▸ Instructions for the task
Pull every line containing the word "this" from the records.

▸ Data listing
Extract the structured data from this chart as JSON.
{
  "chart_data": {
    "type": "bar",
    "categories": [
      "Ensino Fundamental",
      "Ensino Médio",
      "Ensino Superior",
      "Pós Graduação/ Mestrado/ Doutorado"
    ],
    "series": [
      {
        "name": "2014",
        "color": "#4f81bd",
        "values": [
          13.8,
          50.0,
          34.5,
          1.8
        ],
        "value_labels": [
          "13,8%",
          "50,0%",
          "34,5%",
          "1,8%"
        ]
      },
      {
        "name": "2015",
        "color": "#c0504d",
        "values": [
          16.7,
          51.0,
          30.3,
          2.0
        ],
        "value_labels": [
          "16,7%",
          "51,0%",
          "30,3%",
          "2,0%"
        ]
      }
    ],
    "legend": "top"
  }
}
==
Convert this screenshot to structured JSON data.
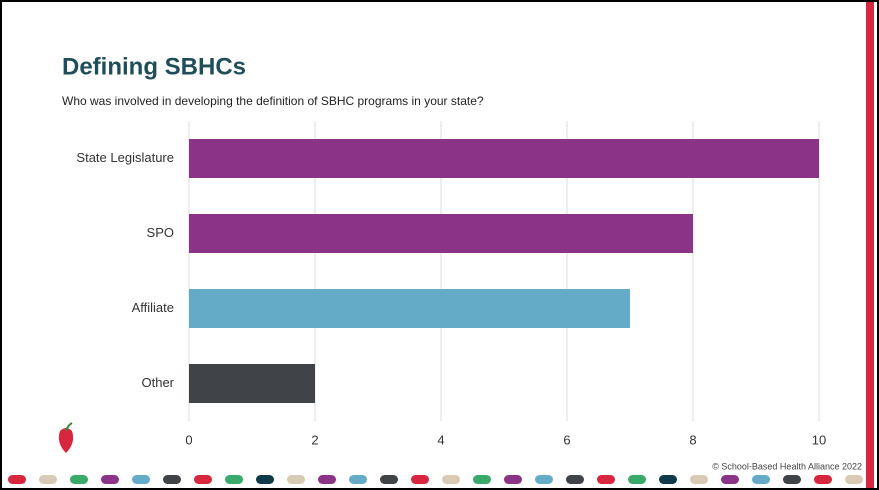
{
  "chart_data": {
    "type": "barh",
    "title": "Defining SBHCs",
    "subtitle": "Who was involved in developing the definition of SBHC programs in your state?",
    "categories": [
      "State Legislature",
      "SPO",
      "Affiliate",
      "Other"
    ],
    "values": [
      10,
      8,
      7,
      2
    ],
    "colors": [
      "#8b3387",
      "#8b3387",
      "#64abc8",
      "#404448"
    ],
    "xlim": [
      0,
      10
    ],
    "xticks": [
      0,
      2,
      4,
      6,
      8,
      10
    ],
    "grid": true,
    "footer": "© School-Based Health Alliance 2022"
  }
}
...
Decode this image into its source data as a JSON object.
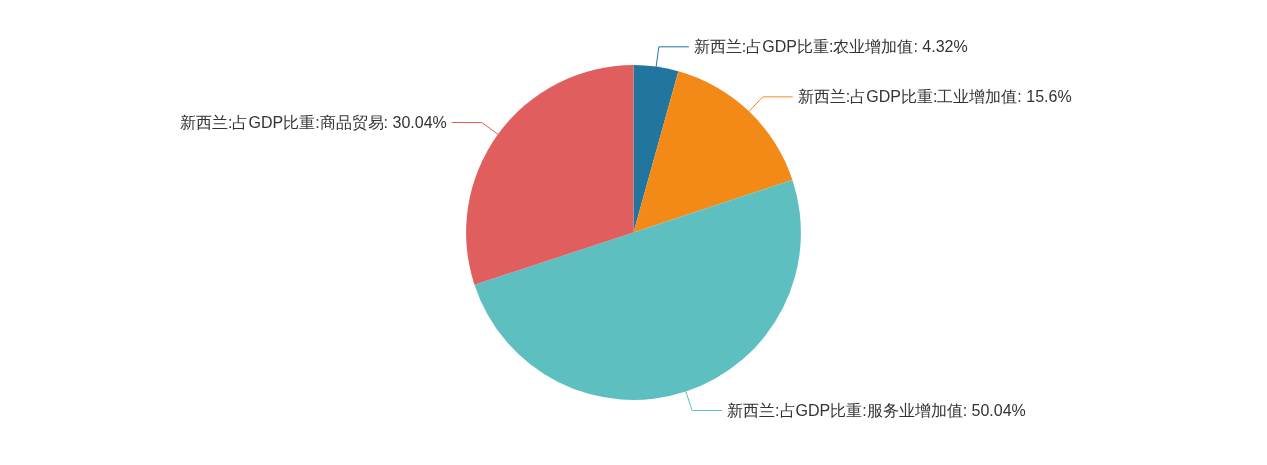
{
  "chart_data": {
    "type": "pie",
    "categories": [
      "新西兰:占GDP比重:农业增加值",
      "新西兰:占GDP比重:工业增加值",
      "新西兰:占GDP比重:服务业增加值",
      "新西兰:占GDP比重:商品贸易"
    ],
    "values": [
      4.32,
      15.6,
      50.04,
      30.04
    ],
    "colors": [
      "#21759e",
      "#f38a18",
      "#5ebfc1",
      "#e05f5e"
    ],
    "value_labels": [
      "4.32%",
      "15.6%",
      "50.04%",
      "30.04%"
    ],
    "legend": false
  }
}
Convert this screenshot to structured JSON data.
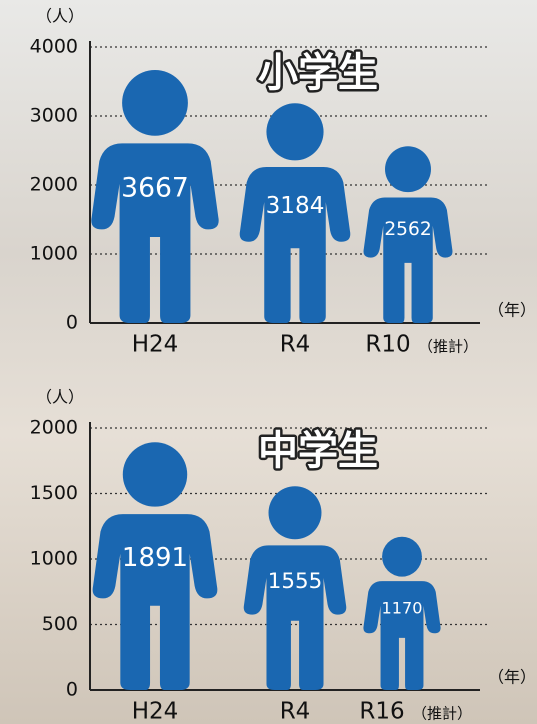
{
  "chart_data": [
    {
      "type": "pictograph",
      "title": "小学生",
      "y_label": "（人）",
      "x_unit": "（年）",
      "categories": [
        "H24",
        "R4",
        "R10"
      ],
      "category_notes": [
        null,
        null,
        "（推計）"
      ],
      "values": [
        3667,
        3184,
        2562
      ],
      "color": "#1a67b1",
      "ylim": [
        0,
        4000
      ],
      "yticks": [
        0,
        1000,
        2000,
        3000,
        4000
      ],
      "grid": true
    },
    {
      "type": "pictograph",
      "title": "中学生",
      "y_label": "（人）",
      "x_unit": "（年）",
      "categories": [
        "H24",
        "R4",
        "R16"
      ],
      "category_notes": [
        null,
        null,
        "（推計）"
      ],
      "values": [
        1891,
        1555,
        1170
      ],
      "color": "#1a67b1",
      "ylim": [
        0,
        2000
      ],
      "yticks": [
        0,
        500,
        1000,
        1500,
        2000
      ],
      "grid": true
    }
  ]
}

▸ Finished task
Extract the structured data from this chart as JSON.
Convert this screenshot to structured JSON data.
Decode this image into its source data as a JSON object.
Convert this screenshot to structured JSON data.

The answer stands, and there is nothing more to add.